## [WORK TO BE COMPLETED]
Bring together all lines of the material below that contain the string "Charges".

★ ★ ★ ★ ★ ★ ★

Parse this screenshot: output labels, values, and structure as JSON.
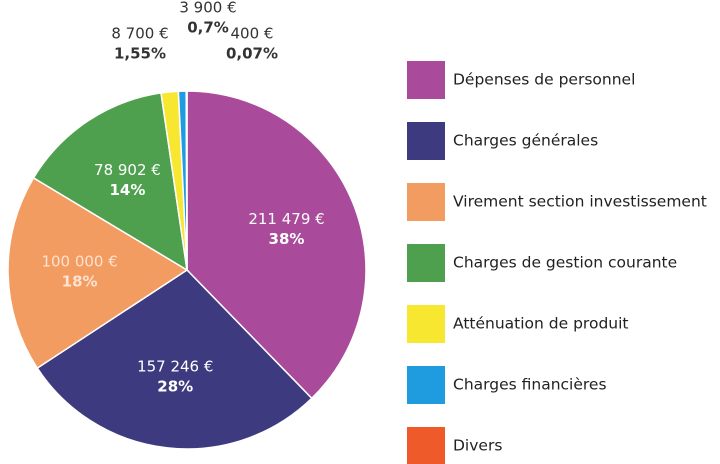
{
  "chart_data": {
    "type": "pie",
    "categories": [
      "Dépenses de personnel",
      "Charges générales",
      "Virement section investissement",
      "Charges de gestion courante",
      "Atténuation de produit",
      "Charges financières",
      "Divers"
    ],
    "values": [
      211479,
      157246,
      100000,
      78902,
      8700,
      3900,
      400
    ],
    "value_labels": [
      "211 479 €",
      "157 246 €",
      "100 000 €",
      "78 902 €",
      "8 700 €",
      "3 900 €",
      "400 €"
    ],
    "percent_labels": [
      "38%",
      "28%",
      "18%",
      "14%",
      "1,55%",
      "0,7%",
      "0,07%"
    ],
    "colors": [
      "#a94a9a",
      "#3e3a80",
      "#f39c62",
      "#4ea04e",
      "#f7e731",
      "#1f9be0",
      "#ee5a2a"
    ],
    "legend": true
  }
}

★ ★ ★ ★ ★ ★ ★

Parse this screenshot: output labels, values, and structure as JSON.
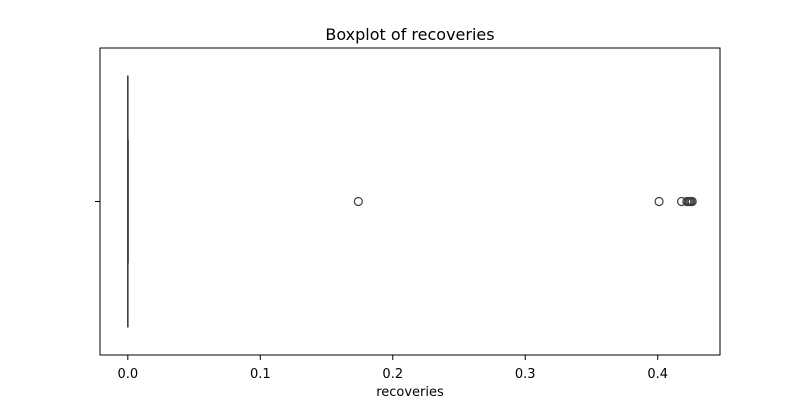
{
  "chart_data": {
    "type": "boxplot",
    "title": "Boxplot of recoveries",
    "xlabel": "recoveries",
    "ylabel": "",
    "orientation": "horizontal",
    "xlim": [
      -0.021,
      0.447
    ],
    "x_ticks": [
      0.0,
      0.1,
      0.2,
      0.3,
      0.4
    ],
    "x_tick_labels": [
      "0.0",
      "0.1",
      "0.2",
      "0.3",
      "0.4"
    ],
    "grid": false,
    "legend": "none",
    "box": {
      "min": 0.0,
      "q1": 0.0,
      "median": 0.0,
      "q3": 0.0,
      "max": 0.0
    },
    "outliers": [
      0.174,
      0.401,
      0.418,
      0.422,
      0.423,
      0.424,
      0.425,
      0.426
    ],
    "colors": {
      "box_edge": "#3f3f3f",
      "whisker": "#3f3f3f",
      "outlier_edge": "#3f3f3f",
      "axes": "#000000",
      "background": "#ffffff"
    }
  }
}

★ ★ ★ ★ ★ ★ ★

## [REPLY]
      "Charges générales",
      "Charges de gestion courante",
      "Charges financières",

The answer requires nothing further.